Data items:

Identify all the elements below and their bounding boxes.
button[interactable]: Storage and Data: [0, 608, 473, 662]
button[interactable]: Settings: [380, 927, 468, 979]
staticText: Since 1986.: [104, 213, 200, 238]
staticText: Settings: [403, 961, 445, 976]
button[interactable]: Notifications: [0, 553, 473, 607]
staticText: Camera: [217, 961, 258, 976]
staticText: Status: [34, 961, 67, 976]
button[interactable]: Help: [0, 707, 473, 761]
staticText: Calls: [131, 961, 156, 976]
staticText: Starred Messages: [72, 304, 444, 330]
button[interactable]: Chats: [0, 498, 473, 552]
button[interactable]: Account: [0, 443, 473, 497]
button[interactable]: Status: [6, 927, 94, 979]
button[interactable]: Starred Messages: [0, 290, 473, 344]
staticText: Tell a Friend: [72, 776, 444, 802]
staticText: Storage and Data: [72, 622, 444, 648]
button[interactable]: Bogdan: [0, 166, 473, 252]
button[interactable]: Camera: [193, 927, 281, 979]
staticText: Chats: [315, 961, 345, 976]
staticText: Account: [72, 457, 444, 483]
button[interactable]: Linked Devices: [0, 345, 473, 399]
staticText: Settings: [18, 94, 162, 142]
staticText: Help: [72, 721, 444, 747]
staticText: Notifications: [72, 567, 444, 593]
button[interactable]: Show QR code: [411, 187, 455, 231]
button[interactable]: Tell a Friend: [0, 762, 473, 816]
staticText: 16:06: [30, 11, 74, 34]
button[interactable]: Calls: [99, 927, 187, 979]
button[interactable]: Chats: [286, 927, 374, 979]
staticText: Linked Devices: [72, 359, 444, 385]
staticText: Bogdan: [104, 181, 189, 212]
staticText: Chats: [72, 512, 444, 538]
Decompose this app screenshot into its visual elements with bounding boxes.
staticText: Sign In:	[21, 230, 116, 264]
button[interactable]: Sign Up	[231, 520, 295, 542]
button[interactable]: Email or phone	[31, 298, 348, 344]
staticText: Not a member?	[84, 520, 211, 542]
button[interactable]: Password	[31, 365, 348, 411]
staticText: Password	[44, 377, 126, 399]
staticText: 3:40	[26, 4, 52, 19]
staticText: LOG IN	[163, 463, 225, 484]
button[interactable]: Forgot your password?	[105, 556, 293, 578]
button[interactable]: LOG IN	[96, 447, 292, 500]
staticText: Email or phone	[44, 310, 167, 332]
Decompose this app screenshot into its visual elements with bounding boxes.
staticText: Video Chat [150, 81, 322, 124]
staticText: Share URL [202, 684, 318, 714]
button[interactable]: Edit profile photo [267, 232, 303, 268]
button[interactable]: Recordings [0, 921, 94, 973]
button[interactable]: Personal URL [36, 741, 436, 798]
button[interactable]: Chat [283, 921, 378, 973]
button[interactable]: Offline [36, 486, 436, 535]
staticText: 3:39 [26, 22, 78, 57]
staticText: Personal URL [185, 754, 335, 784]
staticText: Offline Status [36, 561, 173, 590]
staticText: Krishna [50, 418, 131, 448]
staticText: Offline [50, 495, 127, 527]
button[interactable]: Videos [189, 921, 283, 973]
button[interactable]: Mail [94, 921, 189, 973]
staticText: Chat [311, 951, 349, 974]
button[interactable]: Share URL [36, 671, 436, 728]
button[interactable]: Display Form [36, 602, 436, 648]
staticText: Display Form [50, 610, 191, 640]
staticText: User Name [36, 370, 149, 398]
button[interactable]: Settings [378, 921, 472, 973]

EXERCISE INSTRUCTIONS: Can you write out the listing above again, replacing every "Starred Messages" with "Saved Messages" and leaving everything else unchanged?

THE OUTPUT:
Identify all the elements below and their bounding boxes.
button[interactable]: Storage and Data: [0, 608, 473, 662]
button[interactable]: Settings: [380, 927, 468, 979]
staticText: Since 1986.: [104, 213, 200, 238]
staticText: Settings: [403, 961, 445, 976]
button[interactable]: Notifications: [0, 553, 473, 607]
staticText: Camera: [217, 961, 258, 976]
staticText: Status: [34, 961, 67, 976]
button[interactable]: Help: [0, 707, 473, 761]
staticText: Calls: [131, 961, 156, 976]
staticText: Saved Messages: [72, 304, 444, 330]
button[interactable]: Chats: [0, 498, 473, 552]
button[interactable]: Account: [0, 443, 473, 497]
button[interactable]: Status: [6, 927, 94, 979]
button[interactable]: Saved Messages: [0, 290, 473, 344]
staticText: Tell a Friend: [72, 776, 444, 802]
staticText: Storage and Data: [72, 622, 444, 648]
button[interactable]: Bogdan: [0, 166, 473, 252]
button[interactable]: Camera: [193, 927, 281, 979]
staticText: Chats: [315, 961, 345, 976]
staticText: Account: [72, 457, 444, 483]
button[interactable]: Linked Devices: [0, 345, 473, 399]
staticText: Settings: [18, 94, 162, 142]
staticText: Help: [72, 721, 444, 747]
staticText: Notifications: [72, 567, 444, 593]
button[interactable]: Show QR code: [411, 187, 455, 231]
button[interactable]: Tell a Friend: [0, 762, 473, 816]
staticText: 16:06: [30, 11, 74, 34]
button[interactable]: Calls: [99, 927, 187, 979]
button[interactable]: Chats: [286, 927, 374, 979]
staticText: Linked Devices: [72, 359, 444, 385]
staticText: Bogdan: [104, 181, 189, 212]
staticText: Chats: [72, 512, 444, 538]
Decompose this app screenshot into its visual elements with bounding boxes.
staticText: Sign In:	[21, 230, 116, 264]
button[interactable]: Sign Up	[231, 520, 295, 542]
button[interactable]: Email or phone	[31, 298, 348, 344]
staticText: Not a member?	[84, 520, 211, 542]
button[interactable]: Password	[31, 365, 348, 411]
staticText: Password	[44, 377, 126, 399]
staticText: 3:40	[26, 4, 52, 19]
staticText: LOG IN	[163, 463, 225, 484]
button[interactable]: Forgot your password?	[105, 556, 293, 578]
button[interactable]: LOG IN	[96, 447, 292, 500]
staticText: Email or phone	[44, 310, 167, 332]
Decompose this app screenshot into its visual elements with bounding boxes.
staticText: Video Chat [150, 81, 322, 124]
staticText: Share URL [202, 684, 318, 714]
button[interactable]: Edit profile photo [267, 232, 303, 268]
button[interactable]: Recordings [0, 921, 94, 973]
button[interactable]: Personal URL [36, 741, 436, 798]
button[interactable]: Chat [283, 921, 378, 973]
button[interactable]: Offline [36, 486, 436, 535]
staticText: 3:39 [26, 22, 78, 57]
staticText: Personal URL [185, 754, 335, 784]
staticText: Offline Status [36, 561, 173, 590]
staticText: Krishna [50, 418, 131, 448]
staticText: Offline [50, 495, 127, 527]
button[interactable]: Videos [189, 921, 283, 973]
button[interactable]: Mail [94, 921, 189, 973]
staticText: Chat [311, 951, 349, 974]
button[interactable]: Share URL [36, 671, 436, 728]
button[interactable]: Display Form [36, 602, 436, 648]
staticText: Display Form [50, 610, 191, 640]
staticText: User Name [36, 370, 149, 398]
button[interactable]: Settings [378, 921, 472, 973]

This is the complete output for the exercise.